(begin)

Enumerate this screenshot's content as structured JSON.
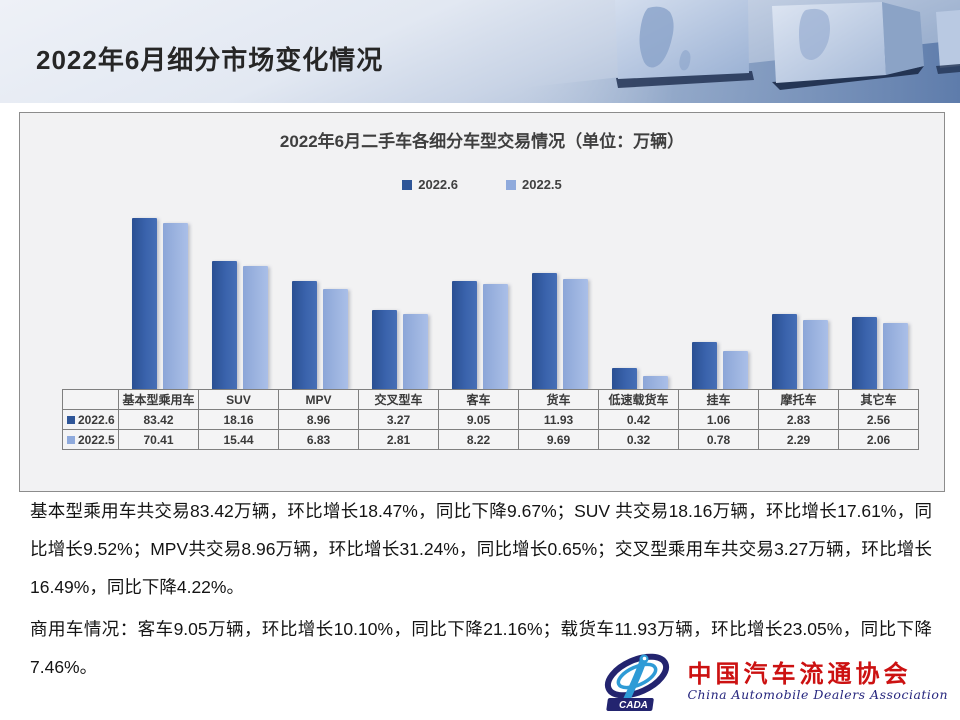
{
  "slide": {
    "title": "2022年6月细分市场变化情况"
  },
  "chart": {
    "title": "2022年6月二手车各细分车型交易情况（单位：万辆）",
    "legend": [
      {
        "label": "2022.6",
        "color": "#2e5597"
      },
      {
        "label": "2022.5",
        "color": "#8faadc"
      }
    ]
  },
  "chart_data": {
    "type": "bar",
    "title": "2022年6月二手车各细分车型交易情况（单位：万辆）",
    "categories": [
      "基本型乘用车",
      "SUV",
      "MPV",
      "交叉型车",
      "客车",
      "货车",
      "低速载货车",
      "挂车",
      "摩托车",
      "其它车"
    ],
    "series": [
      {
        "name": "2022.6",
        "color": "#2e5597",
        "values": [
          83.42,
          18.16,
          8.96,
          3.27,
          9.05,
          11.93,
          0.42,
          1.06,
          2.83,
          2.56
        ]
      },
      {
        "name": "2022.5",
        "color": "#8faadc",
        "values": [
          70.41,
          15.44,
          6.83,
          2.81,
          8.22,
          9.69,
          0.32,
          0.78,
          2.29,
          2.06
        ]
      }
    ],
    "unit": "万辆",
    "axis_scale": "logarithmic",
    "axis_range_estimate": [
      0.2,
      100
    ],
    "grid": false,
    "legend_position": "top",
    "data_table_shown": true
  },
  "body": {
    "paragraph1": "基本型乘用车共交易83.42万辆，环比增长18.47%，同比下降9.67%；SUV 共交易18.16万辆，环比增长17.61%，同比增长9.52%；MPV共交易8.96万辆，环比增长31.24%，同比增长0.65%；交叉型乘用车共交易3.27万辆，环比增长16.49%，同比下降4.22%。",
    "paragraph2": "商用车情况：客车9.05万辆，环比增长10.10%，同比下降21.16%；载货车11.93万辆，环比增长23.05%，同比下降7.46%。"
  },
  "logo": {
    "abbr": "CADA",
    "name_cn": "中国汽车流通协会",
    "name_en": "China Automobile Dealers Association",
    "colors": {
      "navy": "#23246f",
      "light_blue": "#2e9bd6",
      "red": "#cc1111"
    }
  }
}
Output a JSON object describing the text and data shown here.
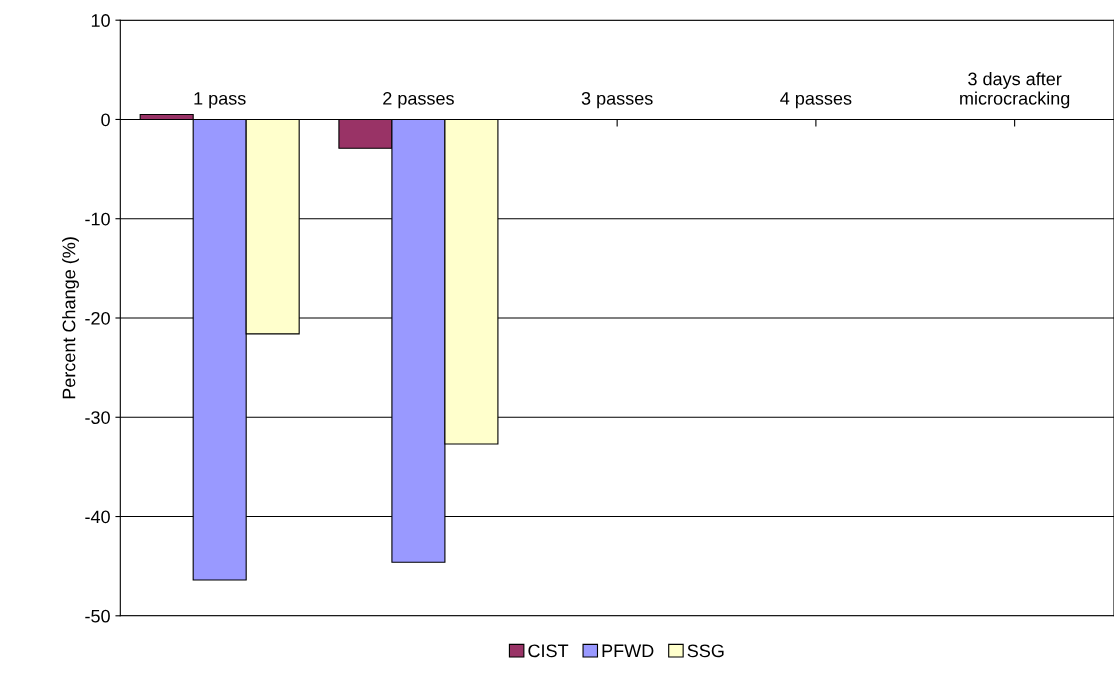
{
  "chart_data": {
    "type": "bar",
    "ylabel": "Percent Change (%)",
    "categories": [
      "1 pass",
      "2 passes",
      "3 passes",
      "4 passes",
      "3 days after\nmicrocracking"
    ],
    "series": [
      {
        "name": "CIST",
        "color": "#993366",
        "values": [
          0.5,
          -2.9,
          null,
          null,
          null
        ]
      },
      {
        "name": "PFWD",
        "color": "#9999ff",
        "values": [
          -46.4,
          -44.6,
          null,
          null,
          null
        ]
      },
      {
        "name": "SSG",
        "color": "#ffffcc",
        "values": [
          -21.6,
          -32.7,
          null,
          null,
          null
        ]
      }
    ],
    "ylim": [
      -50,
      10
    ],
    "yticks": [
      -50,
      -40,
      -30,
      -20,
      -10,
      0,
      10
    ],
    "grid": "y",
    "legend": "bottom"
  }
}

(end)

Instruction:
Write out the entries again, exactly as given, skipping any images.

In response:
Enumerate this screenshot's content as structured JSON.
{
  "slide": {
    "title": "2022年6月细分市场变化情况"
  },
  "chart": {
    "title": "2022年6月二手车各细分车型交易情况（单位：万辆）",
    "legend": [
      {
        "label": "2022.6",
        "color": "#2e5597"
      },
      {
        "label": "2022.5",
        "color": "#8faadc"
      }
    ]
  },
  "chart_data": {
    "type": "bar",
    "title": "2022年6月二手车各细分车型交易情况（单位：万辆）",
    "categories": [
      "基本型乘用车",
      "SUV",
      "MPV",
      "交叉型车",
      "客车",
      "货车",
      "低速载货车",
      "挂车",
      "摩托车",
      "其它车"
    ],
    "series": [
      {
        "name": "2022.6",
        "color": "#2e5597",
        "values": [
          83.42,
          18.16,
          8.96,
          3.27,
          9.05,
          11.93,
          0.42,
          1.06,
          2.83,
          2.56
        ]
      },
      {
        "name": "2022.5",
        "color": "#8faadc",
        "values": [
          70.41,
          15.44,
          6.83,
          2.81,
          8.22,
          9.69,
          0.32,
          0.78,
          2.29,
          2.06
        ]
      }
    ],
    "unit": "万辆",
    "axis_scale": "logarithmic",
    "axis_range_estimate": [
      0.2,
      100
    ],
    "grid": false,
    "legend_position": "top",
    "data_table_shown": true
  },
  "body": {
    "paragraph1": "基本型乘用车共交易83.42万辆，环比增长18.47%，同比下降9.67%；SUV 共交易18.16万辆，环比增长17.61%，同比增长9.52%；MPV共交易8.96万辆，环比增长31.24%，同比增长0.65%；交叉型乘用车共交易3.27万辆，环比增长16.49%，同比下降4.22%。",
    "paragraph2": "商用车情况：客车9.05万辆，环比增长10.10%，同比下降21.16%；载货车11.93万辆，环比增长23.05%，同比下降7.46%。"
  },
  "logo": {
    "abbr": "CADA",
    "name_cn": "中国汽车流通协会",
    "name_en": "China Automobile Dealers Association",
    "colors": {
      "navy": "#23246f",
      "light_blue": "#2e9bd6",
      "red": "#cc1111"
    }
  }
}
Output a JSON object describing the text and data shown here.
{
  "chart_data": {
    "type": "bar",
    "ylabel": "Percent Change (%)",
    "categories": [
      "1 pass",
      "2 passes",
      "3 passes",
      "4 passes",
      "3 days after\nmicrocracking"
    ],
    "series": [
      {
        "name": "CIST",
        "color": "#993366",
        "values": [
          0.5,
          -2.9,
          null,
          null,
          null
        ]
      },
      {
        "name": "PFWD",
        "color": "#9999ff",
        "values": [
          -46.4,
          -44.6,
          null,
          null,
          null
        ]
      },
      {
        "name": "SSG",
        "color": "#ffffcc",
        "values": [
          -21.6,
          -32.7,
          null,
          null,
          null
        ]
      }
    ],
    "ylim": [
      -50,
      10
    ],
    "yticks": [
      -50,
      -40,
      -30,
      -20,
      -10,
      0,
      10
    ],
    "grid": "y",
    "legend": "bottom"
  }
}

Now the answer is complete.